Goal of the exercise:
Gather every line in the records below that contains the word "Layer".

* * * * * * * * *

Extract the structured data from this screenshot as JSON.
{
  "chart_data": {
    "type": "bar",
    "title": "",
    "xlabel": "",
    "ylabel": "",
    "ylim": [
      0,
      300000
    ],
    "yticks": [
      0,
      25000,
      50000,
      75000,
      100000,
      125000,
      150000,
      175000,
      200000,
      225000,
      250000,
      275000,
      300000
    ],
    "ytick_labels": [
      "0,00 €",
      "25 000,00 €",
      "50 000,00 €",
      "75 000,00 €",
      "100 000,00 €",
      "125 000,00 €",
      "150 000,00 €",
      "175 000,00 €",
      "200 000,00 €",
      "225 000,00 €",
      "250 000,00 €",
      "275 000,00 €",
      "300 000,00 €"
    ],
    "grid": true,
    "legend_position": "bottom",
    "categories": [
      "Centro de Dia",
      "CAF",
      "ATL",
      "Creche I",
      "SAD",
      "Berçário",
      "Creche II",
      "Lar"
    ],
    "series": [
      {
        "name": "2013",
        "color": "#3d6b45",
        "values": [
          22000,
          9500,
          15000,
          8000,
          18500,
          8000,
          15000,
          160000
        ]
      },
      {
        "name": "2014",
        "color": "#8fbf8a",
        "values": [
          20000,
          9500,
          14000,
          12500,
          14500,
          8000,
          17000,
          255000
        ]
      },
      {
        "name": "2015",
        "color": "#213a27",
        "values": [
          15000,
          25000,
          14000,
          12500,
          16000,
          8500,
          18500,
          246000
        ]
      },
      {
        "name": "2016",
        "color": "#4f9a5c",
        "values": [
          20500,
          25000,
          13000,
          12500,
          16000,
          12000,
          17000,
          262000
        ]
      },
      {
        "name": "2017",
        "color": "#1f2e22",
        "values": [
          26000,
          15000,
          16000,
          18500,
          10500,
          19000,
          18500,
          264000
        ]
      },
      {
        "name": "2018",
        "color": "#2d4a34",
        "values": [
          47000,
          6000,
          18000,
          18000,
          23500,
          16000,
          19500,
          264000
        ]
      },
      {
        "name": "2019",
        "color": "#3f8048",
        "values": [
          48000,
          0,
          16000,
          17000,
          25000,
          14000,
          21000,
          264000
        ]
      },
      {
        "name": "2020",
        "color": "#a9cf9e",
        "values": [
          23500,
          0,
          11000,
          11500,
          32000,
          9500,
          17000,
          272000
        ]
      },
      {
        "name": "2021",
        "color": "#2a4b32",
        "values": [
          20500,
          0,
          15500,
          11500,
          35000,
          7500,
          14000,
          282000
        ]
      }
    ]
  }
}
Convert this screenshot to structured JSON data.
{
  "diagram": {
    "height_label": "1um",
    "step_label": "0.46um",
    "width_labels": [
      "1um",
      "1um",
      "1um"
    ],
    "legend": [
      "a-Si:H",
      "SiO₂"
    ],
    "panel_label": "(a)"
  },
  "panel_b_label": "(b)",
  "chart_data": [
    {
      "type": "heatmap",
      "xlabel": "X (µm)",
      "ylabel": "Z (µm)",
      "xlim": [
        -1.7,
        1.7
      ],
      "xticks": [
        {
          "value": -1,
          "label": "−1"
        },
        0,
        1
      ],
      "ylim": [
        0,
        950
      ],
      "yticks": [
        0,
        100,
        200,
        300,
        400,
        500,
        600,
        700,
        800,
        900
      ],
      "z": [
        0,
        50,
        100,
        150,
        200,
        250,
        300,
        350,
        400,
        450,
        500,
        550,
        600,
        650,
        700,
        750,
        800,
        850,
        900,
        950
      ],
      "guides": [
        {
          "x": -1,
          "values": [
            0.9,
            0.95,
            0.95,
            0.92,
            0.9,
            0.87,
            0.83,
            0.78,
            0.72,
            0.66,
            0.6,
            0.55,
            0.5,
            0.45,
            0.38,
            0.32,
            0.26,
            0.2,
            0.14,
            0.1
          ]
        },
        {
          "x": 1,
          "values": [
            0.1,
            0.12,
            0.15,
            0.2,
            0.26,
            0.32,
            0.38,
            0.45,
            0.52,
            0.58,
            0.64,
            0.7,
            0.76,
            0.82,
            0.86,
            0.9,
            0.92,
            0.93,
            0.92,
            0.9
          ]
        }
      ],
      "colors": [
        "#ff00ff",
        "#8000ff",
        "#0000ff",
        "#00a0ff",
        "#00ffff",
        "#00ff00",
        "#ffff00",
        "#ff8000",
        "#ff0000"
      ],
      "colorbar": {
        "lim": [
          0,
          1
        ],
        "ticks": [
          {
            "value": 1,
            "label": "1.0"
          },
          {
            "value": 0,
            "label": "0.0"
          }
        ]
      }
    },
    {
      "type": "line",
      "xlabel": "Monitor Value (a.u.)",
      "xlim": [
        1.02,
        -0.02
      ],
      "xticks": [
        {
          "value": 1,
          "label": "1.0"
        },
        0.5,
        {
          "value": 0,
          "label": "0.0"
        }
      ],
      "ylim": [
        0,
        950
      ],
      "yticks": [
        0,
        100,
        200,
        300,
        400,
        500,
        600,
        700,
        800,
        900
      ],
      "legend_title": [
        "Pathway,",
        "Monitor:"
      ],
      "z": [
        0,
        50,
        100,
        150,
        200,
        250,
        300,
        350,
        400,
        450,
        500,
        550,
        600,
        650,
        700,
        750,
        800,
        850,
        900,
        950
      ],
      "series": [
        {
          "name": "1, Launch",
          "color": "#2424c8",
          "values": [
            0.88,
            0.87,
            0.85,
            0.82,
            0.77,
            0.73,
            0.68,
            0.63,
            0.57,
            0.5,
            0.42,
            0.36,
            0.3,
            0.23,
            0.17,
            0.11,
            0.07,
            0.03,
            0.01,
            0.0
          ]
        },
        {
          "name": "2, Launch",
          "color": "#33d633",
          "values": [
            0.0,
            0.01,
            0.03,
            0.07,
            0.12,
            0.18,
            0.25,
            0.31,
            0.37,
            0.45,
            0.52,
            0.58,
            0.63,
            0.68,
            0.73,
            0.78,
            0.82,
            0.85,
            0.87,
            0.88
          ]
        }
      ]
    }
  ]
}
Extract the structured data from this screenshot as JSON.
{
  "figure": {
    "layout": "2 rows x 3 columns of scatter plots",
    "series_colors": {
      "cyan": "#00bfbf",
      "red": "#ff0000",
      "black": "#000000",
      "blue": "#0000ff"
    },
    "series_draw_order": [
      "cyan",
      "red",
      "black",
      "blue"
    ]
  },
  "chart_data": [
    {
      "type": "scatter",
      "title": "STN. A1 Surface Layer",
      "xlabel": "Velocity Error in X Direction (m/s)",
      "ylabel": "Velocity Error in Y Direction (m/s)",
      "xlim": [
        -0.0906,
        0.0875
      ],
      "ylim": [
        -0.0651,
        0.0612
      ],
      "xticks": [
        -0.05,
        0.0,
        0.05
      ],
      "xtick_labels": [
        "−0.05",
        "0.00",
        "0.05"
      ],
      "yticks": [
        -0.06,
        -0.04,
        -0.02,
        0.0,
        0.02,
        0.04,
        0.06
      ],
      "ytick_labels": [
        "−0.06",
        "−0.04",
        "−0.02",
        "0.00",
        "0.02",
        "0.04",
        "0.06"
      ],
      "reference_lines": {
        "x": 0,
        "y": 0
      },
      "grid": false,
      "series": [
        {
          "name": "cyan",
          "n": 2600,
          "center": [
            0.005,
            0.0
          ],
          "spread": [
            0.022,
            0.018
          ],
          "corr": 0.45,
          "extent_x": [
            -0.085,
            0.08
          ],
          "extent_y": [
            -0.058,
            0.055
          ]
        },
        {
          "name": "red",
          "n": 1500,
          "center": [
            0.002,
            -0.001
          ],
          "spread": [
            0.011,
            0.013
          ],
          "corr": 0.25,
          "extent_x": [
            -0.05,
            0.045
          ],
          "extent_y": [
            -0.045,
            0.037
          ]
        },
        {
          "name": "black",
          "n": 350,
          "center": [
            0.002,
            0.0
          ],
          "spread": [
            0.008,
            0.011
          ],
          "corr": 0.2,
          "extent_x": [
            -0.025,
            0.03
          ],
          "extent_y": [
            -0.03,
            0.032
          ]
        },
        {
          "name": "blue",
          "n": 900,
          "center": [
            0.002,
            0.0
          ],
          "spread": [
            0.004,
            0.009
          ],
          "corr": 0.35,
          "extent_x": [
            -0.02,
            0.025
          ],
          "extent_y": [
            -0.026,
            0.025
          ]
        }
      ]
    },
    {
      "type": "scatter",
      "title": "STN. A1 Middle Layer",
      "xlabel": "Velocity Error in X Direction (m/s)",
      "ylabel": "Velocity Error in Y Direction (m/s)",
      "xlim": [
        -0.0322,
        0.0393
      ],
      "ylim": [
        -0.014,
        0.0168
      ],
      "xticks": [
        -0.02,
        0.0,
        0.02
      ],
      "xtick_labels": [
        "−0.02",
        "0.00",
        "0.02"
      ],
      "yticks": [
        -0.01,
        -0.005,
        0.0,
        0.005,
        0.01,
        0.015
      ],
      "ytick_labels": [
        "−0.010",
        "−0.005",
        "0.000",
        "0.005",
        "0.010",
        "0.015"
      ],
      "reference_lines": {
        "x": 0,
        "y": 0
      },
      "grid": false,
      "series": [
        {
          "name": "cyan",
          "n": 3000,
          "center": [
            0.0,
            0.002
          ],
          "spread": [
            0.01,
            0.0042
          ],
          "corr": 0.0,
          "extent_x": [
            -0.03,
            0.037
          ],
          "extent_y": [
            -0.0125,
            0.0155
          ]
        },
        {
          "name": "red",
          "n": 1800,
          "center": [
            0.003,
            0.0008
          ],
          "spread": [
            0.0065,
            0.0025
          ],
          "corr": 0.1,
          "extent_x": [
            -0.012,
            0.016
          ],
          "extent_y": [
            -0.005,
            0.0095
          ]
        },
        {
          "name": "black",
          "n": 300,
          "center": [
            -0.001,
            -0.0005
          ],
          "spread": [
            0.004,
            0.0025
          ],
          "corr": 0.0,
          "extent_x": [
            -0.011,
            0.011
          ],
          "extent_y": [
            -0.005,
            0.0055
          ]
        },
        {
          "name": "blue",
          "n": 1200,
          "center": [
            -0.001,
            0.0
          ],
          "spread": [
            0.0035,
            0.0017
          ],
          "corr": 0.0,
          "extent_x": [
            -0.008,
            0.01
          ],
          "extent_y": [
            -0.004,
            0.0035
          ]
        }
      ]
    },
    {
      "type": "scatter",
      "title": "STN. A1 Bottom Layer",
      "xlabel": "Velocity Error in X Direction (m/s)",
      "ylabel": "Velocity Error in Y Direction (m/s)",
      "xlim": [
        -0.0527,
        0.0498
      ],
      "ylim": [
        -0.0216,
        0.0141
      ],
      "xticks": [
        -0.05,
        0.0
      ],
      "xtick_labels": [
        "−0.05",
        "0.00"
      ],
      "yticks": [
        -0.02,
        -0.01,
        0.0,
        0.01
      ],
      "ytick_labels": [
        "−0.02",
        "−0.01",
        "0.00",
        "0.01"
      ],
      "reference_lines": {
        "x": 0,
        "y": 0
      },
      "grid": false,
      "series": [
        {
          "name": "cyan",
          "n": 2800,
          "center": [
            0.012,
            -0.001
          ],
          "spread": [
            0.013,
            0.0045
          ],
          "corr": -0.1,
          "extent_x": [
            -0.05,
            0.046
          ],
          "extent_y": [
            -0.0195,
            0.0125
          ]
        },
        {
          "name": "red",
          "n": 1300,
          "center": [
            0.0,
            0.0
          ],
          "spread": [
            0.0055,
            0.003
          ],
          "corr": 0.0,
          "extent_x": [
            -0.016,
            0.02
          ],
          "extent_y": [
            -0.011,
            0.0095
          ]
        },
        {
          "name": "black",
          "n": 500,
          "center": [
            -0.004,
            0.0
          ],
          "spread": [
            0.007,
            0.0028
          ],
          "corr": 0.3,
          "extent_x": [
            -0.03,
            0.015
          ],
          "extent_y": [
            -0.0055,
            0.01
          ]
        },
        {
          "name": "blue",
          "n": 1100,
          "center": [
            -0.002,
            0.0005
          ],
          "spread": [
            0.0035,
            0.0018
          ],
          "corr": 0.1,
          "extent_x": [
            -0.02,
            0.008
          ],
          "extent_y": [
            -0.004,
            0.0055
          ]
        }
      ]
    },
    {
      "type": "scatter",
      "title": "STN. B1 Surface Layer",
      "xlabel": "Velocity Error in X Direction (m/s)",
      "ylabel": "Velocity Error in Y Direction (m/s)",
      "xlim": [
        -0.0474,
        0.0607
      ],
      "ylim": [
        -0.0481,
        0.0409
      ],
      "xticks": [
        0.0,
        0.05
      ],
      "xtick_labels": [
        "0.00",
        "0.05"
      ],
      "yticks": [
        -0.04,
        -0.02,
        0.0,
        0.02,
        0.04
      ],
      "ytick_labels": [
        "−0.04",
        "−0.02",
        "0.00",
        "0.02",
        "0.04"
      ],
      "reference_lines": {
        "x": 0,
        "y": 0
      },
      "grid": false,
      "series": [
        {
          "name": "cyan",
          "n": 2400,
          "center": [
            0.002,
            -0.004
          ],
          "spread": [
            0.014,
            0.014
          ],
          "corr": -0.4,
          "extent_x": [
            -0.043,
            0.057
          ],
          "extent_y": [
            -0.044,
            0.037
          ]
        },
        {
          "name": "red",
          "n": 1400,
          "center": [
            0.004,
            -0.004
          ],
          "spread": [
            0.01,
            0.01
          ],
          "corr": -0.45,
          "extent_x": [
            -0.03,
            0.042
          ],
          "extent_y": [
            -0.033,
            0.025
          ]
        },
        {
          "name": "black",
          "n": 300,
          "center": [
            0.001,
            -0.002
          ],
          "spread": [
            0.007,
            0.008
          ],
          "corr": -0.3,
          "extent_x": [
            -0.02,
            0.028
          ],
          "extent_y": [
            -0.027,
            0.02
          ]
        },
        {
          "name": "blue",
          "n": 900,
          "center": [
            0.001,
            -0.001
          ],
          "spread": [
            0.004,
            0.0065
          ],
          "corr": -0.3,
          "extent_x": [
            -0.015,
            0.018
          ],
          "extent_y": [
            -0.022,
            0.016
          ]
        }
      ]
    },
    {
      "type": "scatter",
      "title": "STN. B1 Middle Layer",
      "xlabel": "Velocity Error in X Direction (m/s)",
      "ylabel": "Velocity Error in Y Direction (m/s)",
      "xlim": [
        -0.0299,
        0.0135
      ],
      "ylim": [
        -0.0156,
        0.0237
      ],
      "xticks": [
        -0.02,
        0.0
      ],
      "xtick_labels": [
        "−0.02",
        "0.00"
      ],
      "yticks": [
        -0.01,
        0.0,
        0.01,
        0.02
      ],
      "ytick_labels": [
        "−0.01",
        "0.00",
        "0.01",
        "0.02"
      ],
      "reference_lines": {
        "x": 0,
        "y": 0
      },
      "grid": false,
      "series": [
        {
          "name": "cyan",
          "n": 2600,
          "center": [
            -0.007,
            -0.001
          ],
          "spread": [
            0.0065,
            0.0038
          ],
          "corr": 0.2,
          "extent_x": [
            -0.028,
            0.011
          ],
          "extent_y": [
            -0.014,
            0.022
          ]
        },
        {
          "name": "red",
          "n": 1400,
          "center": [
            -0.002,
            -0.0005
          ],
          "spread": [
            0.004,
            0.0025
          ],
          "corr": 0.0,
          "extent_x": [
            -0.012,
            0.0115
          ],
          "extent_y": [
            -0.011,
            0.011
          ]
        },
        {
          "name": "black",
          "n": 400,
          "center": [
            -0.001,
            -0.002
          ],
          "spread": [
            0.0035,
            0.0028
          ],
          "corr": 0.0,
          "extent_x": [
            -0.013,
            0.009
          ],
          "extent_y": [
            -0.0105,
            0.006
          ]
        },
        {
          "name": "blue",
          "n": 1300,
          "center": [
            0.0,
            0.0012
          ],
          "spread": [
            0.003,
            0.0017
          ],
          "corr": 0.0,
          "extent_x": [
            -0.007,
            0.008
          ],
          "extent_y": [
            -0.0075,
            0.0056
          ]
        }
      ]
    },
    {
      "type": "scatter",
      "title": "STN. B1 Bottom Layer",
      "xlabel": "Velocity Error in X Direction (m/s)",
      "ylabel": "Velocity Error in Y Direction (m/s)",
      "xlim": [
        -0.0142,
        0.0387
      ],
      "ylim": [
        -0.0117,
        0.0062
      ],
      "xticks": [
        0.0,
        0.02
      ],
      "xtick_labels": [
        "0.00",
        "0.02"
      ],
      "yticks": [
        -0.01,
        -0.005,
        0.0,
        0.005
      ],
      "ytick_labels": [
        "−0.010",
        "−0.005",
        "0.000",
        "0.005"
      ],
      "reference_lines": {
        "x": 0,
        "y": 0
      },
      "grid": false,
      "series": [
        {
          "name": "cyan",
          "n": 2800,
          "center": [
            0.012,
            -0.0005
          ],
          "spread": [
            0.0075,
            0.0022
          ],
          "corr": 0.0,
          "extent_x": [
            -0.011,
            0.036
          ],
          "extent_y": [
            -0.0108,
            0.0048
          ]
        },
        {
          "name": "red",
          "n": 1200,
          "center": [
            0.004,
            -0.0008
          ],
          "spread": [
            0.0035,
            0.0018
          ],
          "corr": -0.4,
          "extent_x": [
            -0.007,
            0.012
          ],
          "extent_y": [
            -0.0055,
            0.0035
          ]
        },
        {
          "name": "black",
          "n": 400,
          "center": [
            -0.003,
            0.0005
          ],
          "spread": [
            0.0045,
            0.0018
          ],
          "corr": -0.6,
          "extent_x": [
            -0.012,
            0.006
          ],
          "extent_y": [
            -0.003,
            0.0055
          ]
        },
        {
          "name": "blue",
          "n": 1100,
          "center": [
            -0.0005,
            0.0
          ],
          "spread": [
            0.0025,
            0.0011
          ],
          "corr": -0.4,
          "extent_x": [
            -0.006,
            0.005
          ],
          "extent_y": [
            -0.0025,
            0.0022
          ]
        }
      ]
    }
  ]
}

* * * * * * * * *

Written solution:
      "title": "STN. A1 Surface Layer",
      "title": "STN. A1 Middle Layer",
      "title": "STN. A1 Bottom Layer",
      "title": "STN. B1 Surface Layer",
      "title": "STN. B1 Middle Layer",
      "title": "STN. B1 Bottom Layer",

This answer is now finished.